_Written request_
Identify the lines that contain the string "name" and report only how many there are.
==== Supplied data
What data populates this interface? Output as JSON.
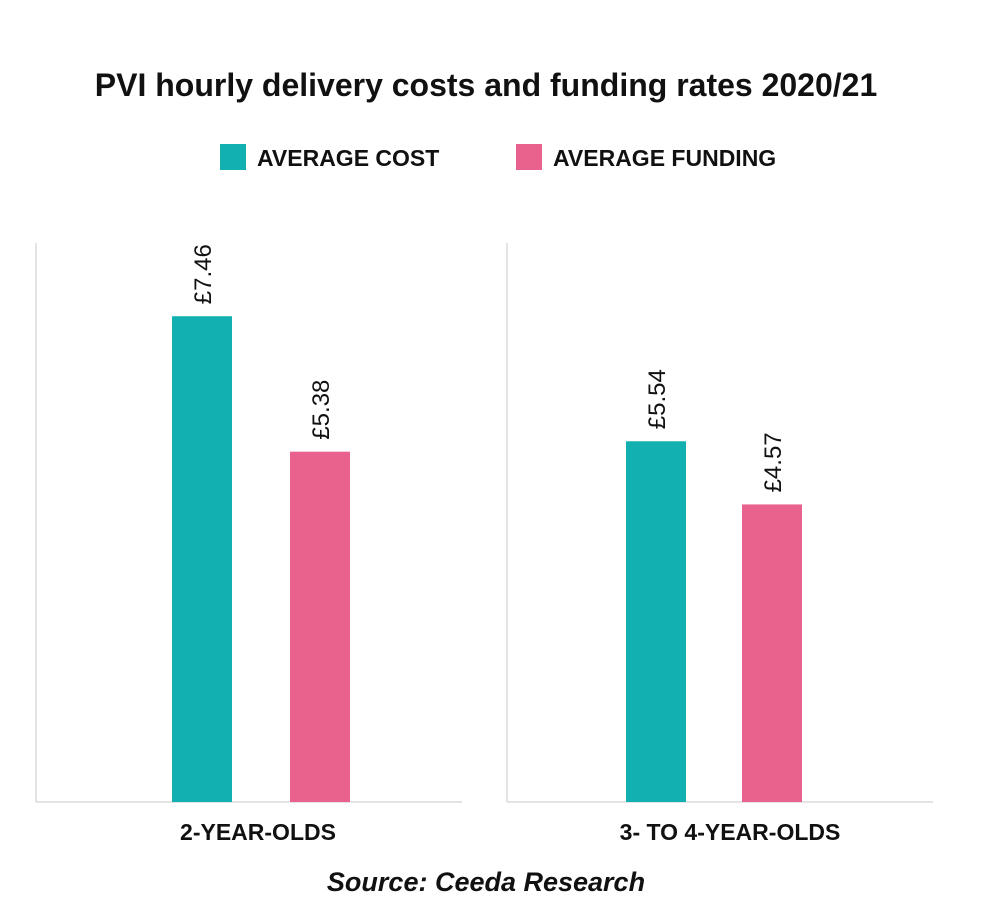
{
  "chart_data": {
    "type": "bar",
    "title": "PVI hourly delivery costs and funding rates 2020/21",
    "categories": [
      "2-YEAR-OLDS",
      "3- TO 4-YEAR-OLDS"
    ],
    "series": [
      {
        "name": "AVERAGE COST",
        "color": "#12b0b0",
        "values": [
          7.46,
          5.54
        ],
        "labels": [
          "£7.46",
          "£5.54"
        ]
      },
      {
        "name": "AVERAGE FUNDING",
        "color": "#e8628d",
        "values": [
          5.38,
          4.57
        ],
        "labels": [
          "£5.38",
          "£4.57"
        ]
      }
    ],
    "ylim": [
      0,
      8.6
    ],
    "legend_position": "top",
    "grid": false,
    "source": "Source: Ceeda Research"
  }
}
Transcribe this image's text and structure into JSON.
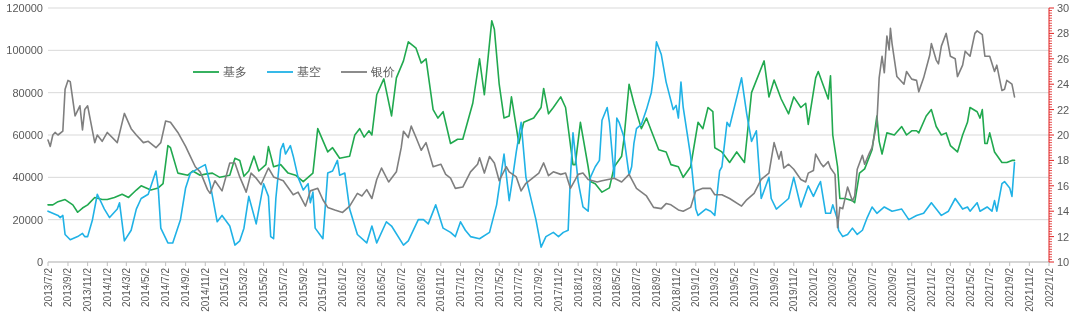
{
  "chart_data": {
    "type": "line",
    "xlim": [
      "2013-07-02",
      "2022-01-02"
    ],
    "xticks": [
      {
        "value": "2013-07-02",
        "label": "2013/7/2"
      },
      {
        "value": "2013-09-02",
        "label": "2013/9/2"
      },
      {
        "value": "2013-11-02",
        "label": "2013/11/2"
      },
      {
        "value": "2014-01-02",
        "label": "2014/1/2"
      },
      {
        "value": "2014-03-02",
        "label": "2014/3/2"
      },
      {
        "value": "2014-05-02",
        "label": "2014/5/2"
      },
      {
        "value": "2014-07-02",
        "label": "2014/7/2"
      },
      {
        "value": "2014-09-02",
        "label": "2014/9/2"
      },
      {
        "value": "2014-11-02",
        "label": "2014/11/2"
      },
      {
        "value": "2015-01-02",
        "label": "2015/1/2"
      },
      {
        "value": "2015-03-02",
        "label": "2015/3/2"
      },
      {
        "value": "2015-05-02",
        "label": "2015/5/2"
      },
      {
        "value": "2015-07-02",
        "label": "2015/7/2"
      },
      {
        "value": "2015-09-02",
        "label": "2015/9/2"
      },
      {
        "value": "2015-11-02",
        "label": "2015/11/2"
      },
      {
        "value": "2016-01-02",
        "label": "2016/1/2"
      },
      {
        "value": "2016-03-02",
        "label": "2016/3/2"
      },
      {
        "value": "2016-05-02",
        "label": "2016/5/2"
      },
      {
        "value": "2016-07-02",
        "label": "2016/7/2"
      },
      {
        "value": "2016-09-02",
        "label": "2016/9/2"
      },
      {
        "value": "2016-11-02",
        "label": "2016/11/2"
      },
      {
        "value": "2017-01-02",
        "label": "2017/1/2"
      },
      {
        "value": "2017-03-02",
        "label": "2017/3/2"
      },
      {
        "value": "2017-05-02",
        "label": "2017/5/2"
      },
      {
        "value": "2017-07-02",
        "label": "2017/7/2"
      },
      {
        "value": "2017-09-02",
        "label": "2017/9/2"
      },
      {
        "value": "2017-11-02",
        "label": "2017/11/2"
      },
      {
        "value": "2018-01-02",
        "label": "2018/1/2"
      },
      {
        "value": "2018-03-02",
        "label": "2018/3/2"
      },
      {
        "value": "2018-05-02",
        "label": "2018/5/2"
      },
      {
        "value": "2018-07-02",
        "label": "2018/7/2"
      },
      {
        "value": "2018-09-02",
        "label": "2018/9/2"
      },
      {
        "value": "2018-11-02",
        "label": "2018/11/2"
      },
      {
        "value": "2019-01-02",
        "label": "2019/1/2"
      },
      {
        "value": "2019-03-02",
        "label": "2019/3/2"
      },
      {
        "value": "2019-05-02",
        "label": "2019/5/2"
      },
      {
        "value": "2019-07-02",
        "label": "2019/7/2"
      },
      {
        "value": "2019-09-02",
        "label": "2019/9/2"
      },
      {
        "value": "2019-11-02",
        "label": "2019/11/2"
      },
      {
        "value": "2020-01-02",
        "label": "2020/1/2"
      },
      {
        "value": "2020-03-02",
        "label": "2020/3/2"
      },
      {
        "value": "2020-05-02",
        "label": "2020/5/2"
      },
      {
        "value": "2020-07-02",
        "label": "2020/7/2"
      },
      {
        "value": "2020-09-02",
        "label": "2020/9/2"
      },
      {
        "value": "2020-11-02",
        "label": "2020/11/2"
      },
      {
        "value": "2021-01-02",
        "label": "2021/1/2"
      },
      {
        "value": "2021-03-02",
        "label": "2021/3/2"
      },
      {
        "value": "2021-05-02",
        "label": "2021/5/2"
      },
      {
        "value": "2021-07-02",
        "label": "2021/7/2"
      },
      {
        "value": "2021-09-02",
        "label": "2021/9/2"
      },
      {
        "value": "2021-11-02",
        "label": "2021/11/2"
      },
      {
        "value": "2022-01-02",
        "label": "2022/1/2"
      }
    ],
    "ylim": [
      0,
      120000
    ],
    "yticks": [
      0,
      20000,
      40000,
      60000,
      80000,
      100000,
      120000
    ],
    "y2lim": [
      10,
      30
    ],
    "y2ticks": [
      10,
      12,
      14,
      16,
      18,
      20,
      22,
      24,
      26,
      28,
      30
    ],
    "grid": "y",
    "legend": "top left",
    "series": [
      {
        "name": "基多",
        "color": "#21a94f",
        "x": [
          "2013-07-02",
          "2013-07-17",
          "2013-08-02",
          "2013-08-24",
          "2013-09-17",
          "2013-10-02",
          "2013-10-17",
          "2013-11-02",
          "2013-11-24",
          "2013-12-17",
          "2014-01-02",
          "2014-01-24",
          "2014-02-17",
          "2014-03-09",
          "2014-04-02",
          "2014-04-17",
          "2014-05-17",
          "2014-06-09",
          "2014-06-24",
          "2014-07-09",
          "2014-07-17",
          "2014-08-09",
          "2014-09-09",
          "2014-09-24",
          "2014-10-17",
          "2014-11-02",
          "2014-11-24",
          "2014-12-17",
          "2015-01-17",
          "2015-02-02",
          "2015-02-17",
          "2015-03-02",
          "2015-03-17",
          "2015-04-02",
          "2015-04-17",
          "2015-05-09",
          "2015-05-17",
          "2015-06-02",
          "2015-06-24",
          "2015-07-17",
          "2015-08-09",
          "2015-09-02",
          "2015-10-02",
          "2015-10-17",
          "2015-11-17",
          "2015-12-02",
          "2015-12-24",
          "2016-01-24",
          "2016-02-09",
          "2016-02-24",
          "2016-03-09",
          "2016-03-24",
          "2016-04-02",
          "2016-04-17",
          "2016-05-09",
          "2016-06-02",
          "2016-06-17",
          "2016-07-09",
          "2016-07-24",
          "2016-08-17",
          "2016-09-02",
          "2016-09-17",
          "2016-10-09",
          "2016-10-24",
          "2016-11-09",
          "2016-12-02",
          "2016-12-24",
          "2017-01-09",
          "2017-02-09",
          "2017-03-02",
          "2017-03-17",
          "2017-04-09",
          "2017-04-17",
          "2017-05-02",
          "2017-05-17",
          "2017-06-02",
          "2017-06-09",
          "2017-07-02",
          "2017-07-17",
          "2017-08-17",
          "2017-09-09",
          "2017-09-17",
          "2017-10-02",
          "2017-10-17",
          "2017-11-09",
          "2017-11-24",
          "2017-12-17",
          "2017-12-24",
          "2018-01-09",
          "2018-02-02",
          "2018-02-09",
          "2018-02-24",
          "2018-03-17",
          "2018-04-09",
          "2018-04-24",
          "2018-05-17",
          "2018-05-24",
          "2018-06-09",
          "2018-06-24",
          "2018-07-17",
          "2018-08-02",
          "2018-08-17",
          "2018-09-09",
          "2018-10-02",
          "2018-10-17",
          "2018-11-09",
          "2018-11-24",
          "2018-12-17",
          "2019-01-09",
          "2019-01-24",
          "2019-02-09",
          "2019-02-24",
          "2019-03-02",
          "2019-03-24",
          "2019-04-17",
          "2019-05-09",
          "2019-06-02",
          "2019-06-24",
          "2019-08-02",
          "2019-08-17",
          "2019-09-02",
          "2019-09-24",
          "2019-10-17",
          "2019-11-02",
          "2019-11-24",
          "2019-12-09",
          "2019-12-17",
          "2020-01-09",
          "2020-01-17",
          "2020-02-17",
          "2020-02-24",
          "2020-03-02",
          "2020-03-17",
          "2020-03-24",
          "2020-04-09",
          "2020-05-02",
          "2020-05-09",
          "2020-05-24",
          "2020-06-09",
          "2020-07-02",
          "2020-07-17",
          "2020-07-24",
          "2020-08-02",
          "2020-08-17",
          "2020-09-09",
          "2020-10-02",
          "2020-10-17",
          "2020-11-02",
          "2020-11-17",
          "2020-11-24",
          "2020-12-17",
          "2021-01-02",
          "2021-01-17",
          "2021-02-02",
          "2021-02-17",
          "2021-03-02",
          "2021-03-24",
          "2021-04-09",
          "2021-04-24",
          "2021-05-02",
          "2021-05-24",
          "2021-06-02",
          "2021-06-09",
          "2021-06-17",
          "2021-06-24",
          "2021-07-02",
          "2021-07-17",
          "2021-08-09",
          "2021-08-24",
          "2021-09-09",
          "2021-09-17"
        ],
        "values": [
          27000,
          27000,
          28500,
          29500,
          27000,
          23500,
          25500,
          27000,
          30500,
          29500,
          29500,
          30500,
          32000,
          30500,
          34000,
          36000,
          34000,
          35000,
          37000,
          55000,
          54000,
          42000,
          41000,
          43000,
          41000,
          41500,
          42000,
          40000,
          41000,
          49000,
          48000,
          40500,
          43000,
          50000,
          43000,
          46000,
          54500,
          45000,
          46000,
          42000,
          41000,
          38000,
          42000,
          63000,
          52000,
          54000,
          49000,
          50000,
          60000,
          63000,
          59000,
          62000,
          60000,
          79000,
          86500,
          69000,
          87000,
          95000,
          104000,
          101000,
          94000,
          96000,
          72000,
          68000,
          71000,
          56000,
          58000,
          58000,
          75000,
          96000,
          79000,
          114000,
          110000,
          84000,
          68000,
          69000,
          78000,
          56000,
          66000,
          68000,
          73000,
          82000,
          70000,
          73000,
          78000,
          73000,
          46000,
          46000,
          66000,
          45000,
          38000,
          37000,
          33000,
          35000,
          45000,
          50000,
          58000,
          84000,
          75000,
          63000,
          68000,
          62000,
          53000,
          52000,
          46000,
          45000,
          40000,
          45000,
          66000,
          63000,
          73000,
          71000,
          54000,
          52000,
          47000,
          52000,
          47000,
          80000,
          95000,
          78000,
          86000,
          77000,
          70000,
          78000,
          73000,
          75000,
          65000,
          87000,
          90000,
          77000,
          88000,
          60000,
          45000,
          30000,
          30000,
          29000,
          28000,
          42000,
          44000,
          53000,
          69000,
          57000,
          51000,
          61000,
          60000,
          64000,
          60000,
          62000,
          62000,
          61000,
          69000,
          72000,
          64000,
          60000,
          61000,
          55000,
          52000,
          60000,
          66000,
          73000,
          71000,
          68000,
          72000,
          56000,
          56000,
          61000,
          52000,
          47000,
          47000,
          48000,
          48000
        ]
      },
      {
        "name": "基空",
        "color": "#20b2e6",
        "x": [
          "2013-07-02",
          "2013-08-02",
          "2013-08-09",
          "2013-08-17",
          "2013-08-24",
          "2013-09-09",
          "2013-10-02",
          "2013-10-17",
          "2013-10-24",
          "2013-11-02",
          "2013-11-17",
          "2013-12-02",
          "2013-12-24",
          "2014-01-09",
          "2014-02-02",
          "2014-02-09",
          "2014-02-24",
          "2014-03-17",
          "2014-04-02",
          "2014-04-17",
          "2014-05-09",
          "2014-06-02",
          "2014-06-09",
          "2014-06-17",
          "2014-07-09",
          "2014-07-24",
          "2014-08-17",
          "2014-09-02",
          "2014-09-17",
          "2014-10-09",
          "2014-11-02",
          "2014-11-17",
          "2014-12-09",
          "2014-12-24",
          "2015-01-17",
          "2015-02-02",
          "2015-02-17",
          "2015-03-02",
          "2015-03-17",
          "2015-04-09",
          "2015-05-02",
          "2015-05-17",
          "2015-05-24",
          "2015-06-02",
          "2015-06-09",
          "2015-06-24",
          "2015-07-02",
          "2015-07-09",
          "2015-07-24",
          "2015-08-02",
          "2015-08-17",
          "2015-09-02",
          "2015-09-17",
          "2015-09-24",
          "2015-10-02",
          "2015-10-09",
          "2015-11-02",
          "2015-11-17",
          "2015-12-02",
          "2015-12-17",
          "2015-12-24",
          "2016-01-09",
          "2016-01-24",
          "2016-02-17",
          "2016-03-17",
          "2016-04-02",
          "2016-04-17",
          "2016-05-17",
          "2016-06-02",
          "2016-07-09",
          "2016-07-24",
          "2016-08-24",
          "2016-09-09",
          "2016-09-24",
          "2016-10-17",
          "2016-11-09",
          "2016-12-02",
          "2016-12-17",
          "2017-01-02",
          "2017-01-17",
          "2017-02-02",
          "2017-03-02",
          "2017-04-02",
          "2017-04-24",
          "2017-05-17",
          "2017-06-02",
          "2017-06-09",
          "2017-06-24",
          "2017-07-09",
          "2017-07-24",
          "2017-08-24",
          "2017-09-09",
          "2017-09-24",
          "2017-10-17",
          "2017-11-02",
          "2017-11-17",
          "2017-12-02",
          "2017-12-09",
          "2017-12-17",
          "2018-01-02",
          "2018-01-17",
          "2018-02-02",
          "2018-02-09",
          "2018-02-24",
          "2018-03-09",
          "2018-03-17",
          "2018-04-02",
          "2018-04-09",
          "2018-04-24",
          "2018-05-02",
          "2018-05-09",
          "2018-05-24",
          "2018-06-09",
          "2018-06-17",
          "2018-06-24",
          "2018-07-02",
          "2018-07-17",
          "2018-08-02",
          "2018-08-17",
          "2018-08-24",
          "2018-09-02",
          "2018-09-17",
          "2018-10-02",
          "2018-10-24",
          "2018-11-02",
          "2018-11-09",
          "2018-11-17",
          "2018-11-24",
          "2018-12-17",
          "2019-01-02",
          "2019-01-09",
          "2019-02-02",
          "2019-02-17",
          "2019-03-02",
          "2019-03-17",
          "2019-03-24",
          "2019-04-09",
          "2019-04-17",
          "2019-05-24",
          "2019-06-09",
          "2019-06-24",
          "2019-07-09",
          "2019-07-24",
          "2019-08-17",
          "2019-08-24",
          "2019-09-09",
          "2019-10-02",
          "2019-10-17",
          "2019-11-02",
          "2019-11-24",
          "2019-12-17",
          "2020-01-02",
          "2020-01-17",
          "2020-01-24",
          "2020-02-09",
          "2020-02-24",
          "2020-03-02",
          "2020-03-17",
          "2020-03-20",
          "2020-04-02",
          "2020-04-17",
          "2020-05-02",
          "2020-05-17",
          "2020-06-02",
          "2020-06-17",
          "2020-07-02",
          "2020-07-17",
          "2020-08-09",
          "2020-09-02",
          "2020-10-02",
          "2020-10-24",
          "2020-11-17",
          "2020-12-09",
          "2021-01-02",
          "2021-02-02",
          "2021-02-24",
          "2021-03-17",
          "2021-04-09",
          "2021-04-24",
          "2021-05-02",
          "2021-05-24",
          "2021-06-02",
          "2021-06-24",
          "2021-07-09",
          "2021-07-17",
          "2021-07-24",
          "2021-08-09",
          "2021-08-17",
          "2021-09-02",
          "2021-09-09",
          "2021-09-17"
        ],
        "values": [
          24000,
          22000,
          21000,
          22000,
          13000,
          10500,
          12000,
          13500,
          12000,
          12000,
          20000,
          32000,
          25000,
          21000,
          25000,
          28000,
          10000,
          15000,
          25000,
          30000,
          32000,
          43000,
          35000,
          16000,
          9000,
          9000,
          20000,
          35000,
          42000,
          44000,
          46000,
          37000,
          19000,
          22000,
          17000,
          8000,
          10000,
          16000,
          31000,
          18000,
          37000,
          31000,
          12000,
          11000,
          30000,
          53000,
          56000,
          51000,
          55000,
          50000,
          40000,
          34000,
          37000,
          28000,
          33000,
          16000,
          11000,
          42000,
          43000,
          48000,
          41000,
          42000,
          25000,
          13000,
          9000,
          17000,
          9000,
          19000,
          17000,
          8000,
          10000,
          20000,
          20000,
          18000,
          27000,
          16000,
          14000,
          12000,
          19000,
          15000,
          12000,
          11000,
          14000,
          27000,
          51000,
          29000,
          36000,
          52000,
          66000,
          40000,
          20000,
          7000,
          12000,
          14000,
          12000,
          14000,
          15000,
          40000,
          61000,
          38000,
          26000,
          24000,
          40000,
          45000,
          48000,
          67000,
          73000,
          66000,
          40000,
          68000,
          66000,
          59000,
          41000,
          45000,
          56000,
          63000,
          65000,
          72000,
          80000,
          88000,
          104000,
          98000,
          85000,
          72000,
          74000,
          68000,
          85000,
          73000,
          50000,
          25000,
          22000,
          25000,
          24000,
          22000,
          43000,
          45000,
          66000,
          64000,
          87000,
          70000,
          57000,
          62000,
          30000,
          40000,
          30000,
          25000,
          28000,
          30000,
          40000,
          26000,
          36000,
          31000,
          36000,
          38000,
          23000,
          23000,
          27000,
          20000,
          15000,
          12000,
          13000,
          16000,
          13000,
          15000,
          21000,
          26000,
          23000,
          26000,
          24000,
          25000,
          20000,
          22000,
          23000,
          28000,
          22000,
          24000,
          30000,
          25000,
          26000,
          24000,
          28000,
          24000,
          26000,
          24000,
          29000,
          24000,
          37000,
          38000,
          35000,
          31000,
          47000
        ]
      },
      {
        "name": "银价",
        "color": "#7f7f7f",
        "axis": "y2",
        "x": [
          "2013-07-02",
          "2013-07-09",
          "2013-07-17",
          "2013-07-24",
          "2013-08-02",
          "2013-08-17",
          "2013-08-24",
          "2013-09-02",
          "2013-09-09",
          "2013-09-24",
          "2013-10-09",
          "2013-10-17",
          "2013-10-24",
          "2013-11-02",
          "2013-11-24",
          "2013-12-02",
          "2013-12-17",
          "2014-01-02",
          "2014-02-02",
          "2014-02-24",
          "2014-03-17",
          "2014-04-02",
          "2014-04-24",
          "2014-05-09",
          "2014-06-02",
          "2014-06-17",
          "2014-07-02",
          "2014-07-17",
          "2014-08-09",
          "2014-09-02",
          "2014-09-17",
          "2014-10-02",
          "2014-10-17",
          "2014-10-24",
          "2014-11-09",
          "2014-11-17",
          "2014-12-02",
          "2014-12-24",
          "2015-01-17",
          "2015-02-02",
          "2015-02-17",
          "2015-03-09",
          "2015-03-24",
          "2015-04-09",
          "2015-04-24",
          "2015-05-17",
          "2015-06-02",
          "2015-07-02",
          "2015-08-02",
          "2015-08-17",
          "2015-09-09",
          "2015-09-24",
          "2015-10-17",
          "2015-11-02",
          "2015-11-17",
          "2015-12-09",
          "2016-01-02",
          "2016-01-24",
          "2016-02-17",
          "2016-03-02",
          "2016-03-17",
          "2016-04-02",
          "2016-04-17",
          "2016-05-02",
          "2016-05-24",
          "2016-06-17",
          "2016-07-02",
          "2016-07-09",
          "2016-07-24",
          "2016-08-02",
          "2016-08-17",
          "2016-09-02",
          "2016-09-17",
          "2016-10-09",
          "2016-11-02",
          "2016-11-17",
          "2016-12-02",
          "2016-12-17",
          "2017-01-09",
          "2017-02-02",
          "2017-02-24",
          "2017-03-02",
          "2017-03-17",
          "2017-04-02",
          "2017-04-17",
          "2017-05-02",
          "2017-05-24",
          "2017-06-02",
          "2017-06-24",
          "2017-07-09",
          "2017-07-24",
          "2017-09-02",
          "2017-09-17",
          "2017-10-02",
          "2017-10-17",
          "2017-11-09",
          "2017-11-24",
          "2017-12-09",
          "2018-01-02",
          "2018-01-17",
          "2018-02-02",
          "2018-03-02",
          "2018-03-17",
          "2018-04-24",
          "2018-05-17",
          "2018-06-09",
          "2018-07-02",
          "2018-08-02",
          "2018-08-24",
          "2018-09-17",
          "2018-10-02",
          "2018-10-17",
          "2018-11-09",
          "2018-11-24",
          "2018-12-17",
          "2019-01-02",
          "2019-01-24",
          "2019-02-17",
          "2019-03-02",
          "2019-03-24",
          "2019-04-17",
          "2019-05-24",
          "2019-06-09",
          "2019-07-02",
          "2019-07-24",
          "2019-08-17",
          "2019-09-02",
          "2019-09-17",
          "2019-09-24",
          "2019-10-02",
          "2019-10-17",
          "2019-11-02",
          "2019-11-24",
          "2019-12-09",
          "2019-12-17",
          "2020-01-02",
          "2020-01-09",
          "2020-01-24",
          "2020-02-02",
          "2020-02-17",
          "2020-02-24",
          "2020-03-09",
          "2020-03-17",
          "2020-03-24",
          "2020-04-02",
          "2020-04-17",
          "2020-05-02",
          "2020-05-09",
          "2020-05-17",
          "2020-06-02",
          "2020-06-09",
          "2020-06-24",
          "2020-07-02",
          "2020-07-17",
          "2020-07-24",
          "2020-08-02",
          "2020-08-09",
          "2020-08-17",
          "2020-08-24",
          "2020-08-28",
          "2020-09-02",
          "2020-09-17",
          "2020-10-09",
          "2020-10-17",
          "2020-11-02",
          "2020-11-17",
          "2020-11-24",
          "2020-12-09",
          "2020-12-28",
          "2021-01-02",
          "2021-01-17",
          "2021-01-24",
          "2021-02-02",
          "2021-02-17",
          "2021-03-02",
          "2021-03-17",
          "2021-03-24",
          "2021-04-09",
          "2021-04-17",
          "2021-05-02",
          "2021-05-17",
          "2021-05-24",
          "2021-06-09",
          "2021-06-17",
          "2021-07-02",
          "2021-07-17",
          "2021-07-24",
          "2021-08-09",
          "2021-08-17",
          "2021-08-24",
          "2021-09-09",
          "2021-09-17"
        ],
        "values": [
          19.6,
          19.1,
          20.0,
          20.2,
          20.0,
          20.3,
          23.6,
          24.3,
          24.2,
          21.5,
          22.3,
          20.4,
          22.0,
          22.3,
          19.4,
          20.0,
          19.5,
          20.2,
          19.4,
          21.7,
          20.5,
          20.0,
          19.4,
          19.5,
          19.0,
          19.4,
          21.1,
          21.0,
          20.2,
          19.1,
          18.3,
          17.5,
          17.1,
          16.7,
          15.7,
          15.4,
          16.4,
          15.6,
          17.8,
          17.8,
          16.7,
          15.5,
          17.0,
          16.6,
          16.1,
          17.4,
          16.7,
          16.4,
          15.3,
          15.5,
          14.4,
          15.6,
          15.8,
          14.9,
          14.3,
          14.1,
          13.9,
          14.4,
          15.4,
          15.2,
          15.7,
          15.0,
          16.5,
          17.4,
          16.3,
          17.1,
          19.0,
          20.3,
          19.8,
          20.7,
          19.8,
          18.8,
          19.4,
          17.5,
          17.7,
          16.9,
          16.6,
          15.8,
          15.9,
          17.1,
          17.7,
          18.2,
          17.0,
          18.3,
          17.8,
          16.4,
          17.5,
          17.1,
          16.7,
          15.6,
          16.2,
          17.0,
          17.8,
          16.8,
          17.1,
          16.9,
          17.0,
          15.8,
          16.9,
          17.0,
          16.5,
          16.3,
          16.4,
          16.6,
          16.3,
          16.9,
          15.8,
          15.2,
          14.3,
          14.2,
          14.6,
          14.5,
          14.1,
          14.0,
          14.3,
          15.6,
          15.8,
          15.8,
          15.3,
          15.3,
          15.0,
          14.4,
          14.9,
          15.4,
          16.5,
          17.0,
          19.4,
          18.1,
          18.7,
          17.4,
          17.7,
          17.3,
          16.5,
          16.3,
          17.0,
          17.2,
          18.5,
          17.8,
          17.5,
          17.9,
          17.4,
          16.9,
          12.7,
          14.3,
          14.2,
          15.9,
          14.8,
          15.2,
          17.3,
          18.4,
          17.7,
          18.6,
          19.0,
          21.0,
          24.5,
          26.2,
          24.9,
          27.8,
          26.7,
          28.4,
          27.2,
          24.6,
          24.0,
          25.0,
          24.4,
          24.3,
          23.4,
          24.5,
          26.3,
          27.2,
          25.9,
          25.6,
          27.0,
          28.0,
          26.2,
          26.0,
          24.6,
          25.5,
          26.6,
          26.2,
          28.0,
          28.2,
          27.9,
          26.2,
          26.2,
          25.0,
          25.5,
          23.5,
          23.6,
          24.3,
          24.0,
          23.0
        ]
      }
    ]
  }
}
========
_Right answer_
5